▶ What you have to do: Print all entries word for word.

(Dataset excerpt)
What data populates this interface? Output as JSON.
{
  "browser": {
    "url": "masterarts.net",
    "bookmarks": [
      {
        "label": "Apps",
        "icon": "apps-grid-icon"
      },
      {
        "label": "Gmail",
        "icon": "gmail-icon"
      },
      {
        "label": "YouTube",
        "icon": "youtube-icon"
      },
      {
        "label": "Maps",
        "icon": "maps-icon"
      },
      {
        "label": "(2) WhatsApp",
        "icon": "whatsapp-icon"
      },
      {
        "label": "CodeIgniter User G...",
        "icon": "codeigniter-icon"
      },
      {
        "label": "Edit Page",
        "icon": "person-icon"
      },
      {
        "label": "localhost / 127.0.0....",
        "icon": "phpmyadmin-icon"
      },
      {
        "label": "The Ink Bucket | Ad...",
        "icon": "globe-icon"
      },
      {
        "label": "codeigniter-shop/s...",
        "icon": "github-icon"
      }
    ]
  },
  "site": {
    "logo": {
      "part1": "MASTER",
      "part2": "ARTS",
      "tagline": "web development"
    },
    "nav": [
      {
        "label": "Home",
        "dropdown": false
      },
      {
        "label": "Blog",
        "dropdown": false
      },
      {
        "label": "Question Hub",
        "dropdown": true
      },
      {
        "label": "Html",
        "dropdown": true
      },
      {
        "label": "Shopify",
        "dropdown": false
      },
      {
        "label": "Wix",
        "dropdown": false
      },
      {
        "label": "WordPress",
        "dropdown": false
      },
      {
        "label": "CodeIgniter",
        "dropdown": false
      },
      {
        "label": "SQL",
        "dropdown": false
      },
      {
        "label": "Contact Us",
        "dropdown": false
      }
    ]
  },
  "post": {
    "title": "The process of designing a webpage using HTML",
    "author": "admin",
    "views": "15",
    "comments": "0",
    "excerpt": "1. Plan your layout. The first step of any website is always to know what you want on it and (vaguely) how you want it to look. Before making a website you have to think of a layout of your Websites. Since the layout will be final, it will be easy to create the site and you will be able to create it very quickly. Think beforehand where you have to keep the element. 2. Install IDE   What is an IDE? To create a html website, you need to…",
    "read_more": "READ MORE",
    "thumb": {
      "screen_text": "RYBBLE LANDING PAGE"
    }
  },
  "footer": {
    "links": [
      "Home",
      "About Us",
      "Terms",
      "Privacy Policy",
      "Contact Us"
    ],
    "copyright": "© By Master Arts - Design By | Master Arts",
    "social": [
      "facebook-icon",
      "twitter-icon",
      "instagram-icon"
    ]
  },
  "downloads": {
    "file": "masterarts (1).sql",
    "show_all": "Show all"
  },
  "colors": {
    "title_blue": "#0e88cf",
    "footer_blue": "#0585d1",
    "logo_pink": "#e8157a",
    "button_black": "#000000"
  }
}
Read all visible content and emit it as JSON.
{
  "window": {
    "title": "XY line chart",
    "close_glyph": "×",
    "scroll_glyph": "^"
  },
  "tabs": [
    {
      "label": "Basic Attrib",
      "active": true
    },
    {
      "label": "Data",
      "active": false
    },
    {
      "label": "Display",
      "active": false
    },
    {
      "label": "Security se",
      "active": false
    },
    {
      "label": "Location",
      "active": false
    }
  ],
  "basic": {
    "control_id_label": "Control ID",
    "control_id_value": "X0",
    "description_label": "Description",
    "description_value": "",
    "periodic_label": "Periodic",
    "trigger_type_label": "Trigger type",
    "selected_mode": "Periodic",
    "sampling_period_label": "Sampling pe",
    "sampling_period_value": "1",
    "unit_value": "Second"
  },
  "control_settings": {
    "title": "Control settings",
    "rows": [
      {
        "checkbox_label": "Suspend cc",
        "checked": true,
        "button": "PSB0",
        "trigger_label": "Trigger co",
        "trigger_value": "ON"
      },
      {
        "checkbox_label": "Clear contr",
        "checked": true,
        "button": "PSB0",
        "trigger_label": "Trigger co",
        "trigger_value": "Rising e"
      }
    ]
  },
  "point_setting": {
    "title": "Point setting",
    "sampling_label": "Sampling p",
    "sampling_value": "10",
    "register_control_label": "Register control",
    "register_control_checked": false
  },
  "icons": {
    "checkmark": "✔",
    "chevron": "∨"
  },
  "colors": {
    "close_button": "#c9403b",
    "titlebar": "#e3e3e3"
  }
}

▶ Exercise answer:
What data populates this interface? Output as JSON.
{
  "browser": {
    "url": "masterarts.net",
    "bookmarks": [
      {
        "label": "Apps",
        "icon": "apps-grid-icon"
      },
      {
        "label": "Gmail",
        "icon": "gmail-icon"
      },
      {
        "label": "YouTube",
        "icon": "youtube-icon"
      },
      {
        "label": "Maps",
        "icon": "maps-icon"
      },
      {
        "label": "(2) WhatsApp",
        "icon": "whatsapp-icon"
      },
      {
        "label": "CodeIgniter User G...",
        "icon": "codeigniter-icon"
      },
      {
        "label": "Edit Page",
        "icon": "person-icon"
      },
      {
        "label": "localhost / 127.0.0....",
        "icon": "phpmyadmin-icon"
      },
      {
        "label": "The Ink Bucket | Ad...",
        "icon": "globe-icon"
      },
      {
        "label": "codeigniter-shop/s...",
        "icon": "github-icon"
      }
    ]
  },
  "site": {
    "logo": {
      "part1": "MASTER",
      "part2": "ARTS",
      "tagline": "web development"
    },
    "nav": [
      {
        "label": "Home",
        "dropdown": false
      },
      {
        "label": "Blog",
        "dropdown": false
      },
      {
        "label": "Question Hub",
        "dropdown": true
      },
      {
        "label": "Html",
        "dropdown": true
      },
      {
        "label": "Shopify",
        "dropdown": false
      },
      {
        "label": "Wix",
        "dropdown": false
      },
      {
        "label": "WordPress",
        "dropdown": false
      },
      {
        "label": "CodeIgniter",
        "dropdown": false
      },
      {
        "label": "SQL",
        "dropdown": false
      },
      {
        "label": "Contact Us",
        "dropdown": false
      }
    ]
  },
  "post": {
    "title": "The process of designing a webpage using HTML",
    "author": "admin",
    "views": "15",
    "comments": "0",
    "excerpt": "1. Plan your layout. The first step of any website is always to know what you want on it and (vaguely) how you want it to look. Before making a website you have to think of a layout of your Websites. Since the layout will be final, it will be easy to create the site and you will be able to create it very quickly. Think beforehand where you have to keep the element. 2. Install IDE   What is an IDE? To create a html website, you need to…",
    "read_more": "READ MORE",
    "thumb": {
      "screen_text": "RYBBLE LANDING PAGE"
    }
  },
  "footer": {
    "links": [
      "Home",
      "About Us",
      "Terms",
      "Privacy Policy",
      "Contact Us"
    ],
    "copyright": "© By Master Arts - Design By | Master Arts",
    "social": [
      "facebook-icon",
      "twitter-icon",
      "instagram-icon"
    ]
  },
  "downloads": {
    "file": "masterarts (1).sql",
    "show_all": "Show all"
  },
  "colors": {
    "title_blue": "#0e88cf",
    "footer_blue": "#0585d1",
    "logo_pink": "#e8157a",
    "button_black": "#000000"
  }
}
Read all visible content and emit it as JSON.
{
  "window": {
    "title": "XY line chart",
    "close_glyph": "×",
    "scroll_glyph": "^"
  },
  "tabs": [
    {
      "label": "Basic Attrib",
      "active": true
    },
    {
      "label": "Data",
      "active": false
    },
    {
      "label": "Display",
      "active": false
    },
    {
      "label": "Security se",
      "active": false
    },
    {
      "label": "Location",
      "active": false
    }
  ],
  "basic": {
    "control_id_label": "Control ID",
    "control_id_value": "X0",
    "description_label": "Description",
    "description_value": "",
    "periodic_label": "Periodic",
    "trigger_type_label": "Trigger type",
    "selected_mode": "Periodic",
    "sampling_period_label": "Sampling pe",
    "sampling_period_value": "1",
    "unit_value": "Second"
  },
  "control_settings": {
    "title": "Control settings",
    "rows": [
      {
        "checkbox_label": "Suspend cc",
        "checked": true,
        "button": "PSB0",
        "trigger_label": "Trigger co",
        "trigger_value": "ON"
      },
      {
        "checkbox_label": "Clear contr",
        "checked": true,
        "button": "PSB0",
        "trigger_label": "Trigger co",
        "trigger_value": "Rising e"
      }
    ]
  },
  "point_setting": {
    "title": "Point setting",
    "sampling_label": "Sampling p",
    "sampling_value": "10",
    "register_control_label": "Register control",
    "register_control_checked": false
  },
  "icons": {
    "checkmark": "✔",
    "chevron": "∨"
  },
  "colors": {
    "close_button": "#c9403b",
    "titlebar": "#e3e3e3"
  }
}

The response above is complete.